__TASK REQUIREMENTS__
Copy every record below, exactly as written.

--- START OF GIVEN DATA ---

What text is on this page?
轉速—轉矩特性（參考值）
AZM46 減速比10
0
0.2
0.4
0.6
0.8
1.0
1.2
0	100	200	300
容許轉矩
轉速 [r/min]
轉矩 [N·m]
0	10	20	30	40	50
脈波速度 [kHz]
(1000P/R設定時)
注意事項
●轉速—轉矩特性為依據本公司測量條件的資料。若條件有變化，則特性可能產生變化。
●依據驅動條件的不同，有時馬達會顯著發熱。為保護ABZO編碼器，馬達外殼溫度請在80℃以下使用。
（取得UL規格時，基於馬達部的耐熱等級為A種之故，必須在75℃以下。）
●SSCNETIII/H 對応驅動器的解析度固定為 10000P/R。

--- END OF GIVEN DATA ---

__RESULT OF THE EXERCISE__
What text is on this page?
轉速—轉矩特性（參考值）
AZM46 減速比10
0
0.2
0.4
0.6
0.8
1.0
1.2
0	100	200	300
容許轉矩
轉速 [r/min]
轉矩 [N·m]
0	10	20	30	40	50
脈波速度 [kHz]
(1000P/R設定時)
注意事項
●轉速—轉矩特性為依據本公司測量條件的資料。若條件有變化，則特性可能產生變化。
●依據驅動條件的不同，有時馬達會顯著發熱。為保護ABZO編碼器，馬達外殼溫度請在80℃以下使用。
（取得UL規格時，基於馬達部的耐熱等級為A種之故，必須在75℃以下。）
●SSCNETIII/H 對応驅動器的解析度固定為 10000P/R。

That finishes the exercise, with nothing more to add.